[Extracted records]

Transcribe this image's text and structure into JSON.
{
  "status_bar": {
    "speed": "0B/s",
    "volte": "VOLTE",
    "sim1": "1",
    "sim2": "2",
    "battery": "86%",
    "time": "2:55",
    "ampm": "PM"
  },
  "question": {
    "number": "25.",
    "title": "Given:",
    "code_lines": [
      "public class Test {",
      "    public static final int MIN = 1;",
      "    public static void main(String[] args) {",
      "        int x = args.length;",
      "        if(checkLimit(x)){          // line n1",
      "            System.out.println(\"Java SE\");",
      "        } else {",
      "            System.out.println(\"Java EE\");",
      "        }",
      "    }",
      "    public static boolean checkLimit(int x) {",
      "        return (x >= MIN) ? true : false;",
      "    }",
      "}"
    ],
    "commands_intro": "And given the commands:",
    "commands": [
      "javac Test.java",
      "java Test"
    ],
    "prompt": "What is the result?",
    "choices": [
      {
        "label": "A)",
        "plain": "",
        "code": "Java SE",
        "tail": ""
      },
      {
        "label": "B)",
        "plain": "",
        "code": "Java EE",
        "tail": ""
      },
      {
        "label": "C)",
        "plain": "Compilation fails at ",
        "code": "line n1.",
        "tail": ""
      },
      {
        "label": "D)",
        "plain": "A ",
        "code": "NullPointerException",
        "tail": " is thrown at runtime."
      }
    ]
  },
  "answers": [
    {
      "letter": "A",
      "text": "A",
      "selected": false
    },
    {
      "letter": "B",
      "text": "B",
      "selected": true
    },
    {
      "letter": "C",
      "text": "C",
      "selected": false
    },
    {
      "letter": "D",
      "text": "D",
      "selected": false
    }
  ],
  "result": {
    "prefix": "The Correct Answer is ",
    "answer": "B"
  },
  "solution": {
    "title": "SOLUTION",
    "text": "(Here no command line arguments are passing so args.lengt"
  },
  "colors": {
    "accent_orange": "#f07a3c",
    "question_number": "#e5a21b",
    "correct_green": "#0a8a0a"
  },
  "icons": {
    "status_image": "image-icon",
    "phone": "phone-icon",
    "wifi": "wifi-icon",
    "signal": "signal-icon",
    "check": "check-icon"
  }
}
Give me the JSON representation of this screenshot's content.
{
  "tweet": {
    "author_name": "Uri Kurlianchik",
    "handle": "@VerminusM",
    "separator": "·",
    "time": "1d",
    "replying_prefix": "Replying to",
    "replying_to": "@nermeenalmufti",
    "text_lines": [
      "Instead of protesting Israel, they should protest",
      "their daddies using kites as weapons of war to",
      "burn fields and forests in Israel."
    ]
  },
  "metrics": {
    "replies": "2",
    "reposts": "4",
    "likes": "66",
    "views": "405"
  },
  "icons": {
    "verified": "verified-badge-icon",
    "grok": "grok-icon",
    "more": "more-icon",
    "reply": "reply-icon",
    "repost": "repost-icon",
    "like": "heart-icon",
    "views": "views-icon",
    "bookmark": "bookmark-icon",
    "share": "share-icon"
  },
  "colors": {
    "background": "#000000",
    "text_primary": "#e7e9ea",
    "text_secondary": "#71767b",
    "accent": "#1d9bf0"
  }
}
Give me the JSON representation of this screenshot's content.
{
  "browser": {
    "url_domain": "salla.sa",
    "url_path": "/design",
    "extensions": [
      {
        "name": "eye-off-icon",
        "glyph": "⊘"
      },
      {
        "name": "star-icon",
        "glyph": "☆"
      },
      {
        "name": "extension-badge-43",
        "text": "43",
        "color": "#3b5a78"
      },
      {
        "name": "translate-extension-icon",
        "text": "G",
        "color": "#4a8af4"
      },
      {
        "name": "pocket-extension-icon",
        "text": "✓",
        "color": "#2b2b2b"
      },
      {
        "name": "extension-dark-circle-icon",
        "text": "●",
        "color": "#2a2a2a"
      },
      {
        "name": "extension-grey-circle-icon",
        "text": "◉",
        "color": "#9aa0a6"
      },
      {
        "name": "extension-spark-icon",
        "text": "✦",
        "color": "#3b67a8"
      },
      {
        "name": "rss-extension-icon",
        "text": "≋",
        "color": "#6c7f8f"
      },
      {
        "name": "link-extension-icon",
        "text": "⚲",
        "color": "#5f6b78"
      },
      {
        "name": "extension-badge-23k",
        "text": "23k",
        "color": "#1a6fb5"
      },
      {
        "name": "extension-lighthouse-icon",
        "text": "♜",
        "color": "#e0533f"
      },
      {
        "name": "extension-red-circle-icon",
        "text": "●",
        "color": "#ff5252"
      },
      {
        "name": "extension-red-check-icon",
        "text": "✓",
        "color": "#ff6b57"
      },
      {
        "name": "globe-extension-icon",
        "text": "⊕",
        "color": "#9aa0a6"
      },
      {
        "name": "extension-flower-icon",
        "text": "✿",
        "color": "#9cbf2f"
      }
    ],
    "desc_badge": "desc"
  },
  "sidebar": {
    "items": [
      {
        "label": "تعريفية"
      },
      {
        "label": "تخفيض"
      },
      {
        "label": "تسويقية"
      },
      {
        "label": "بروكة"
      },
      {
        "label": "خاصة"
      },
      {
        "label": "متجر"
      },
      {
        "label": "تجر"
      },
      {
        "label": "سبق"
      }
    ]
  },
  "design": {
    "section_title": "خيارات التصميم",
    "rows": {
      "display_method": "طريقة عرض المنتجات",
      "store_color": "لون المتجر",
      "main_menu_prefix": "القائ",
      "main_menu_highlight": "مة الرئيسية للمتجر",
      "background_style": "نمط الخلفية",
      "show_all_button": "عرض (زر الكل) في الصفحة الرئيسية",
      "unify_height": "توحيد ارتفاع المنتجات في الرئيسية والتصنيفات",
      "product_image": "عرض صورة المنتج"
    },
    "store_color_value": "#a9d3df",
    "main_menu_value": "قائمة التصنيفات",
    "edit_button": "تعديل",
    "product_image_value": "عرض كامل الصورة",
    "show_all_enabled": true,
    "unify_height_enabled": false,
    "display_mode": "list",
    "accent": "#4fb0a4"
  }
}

**WHAT YOU NEED TO DO:** Using the listing above, locate the lines that hold "static" and copy each one.

**SOLUTION FOR THIS TASK:**
      "    public static final int MIN = 1;",
      "    public static void main(String[] args) {",
      "    public static boolean checkLimit(int x) {",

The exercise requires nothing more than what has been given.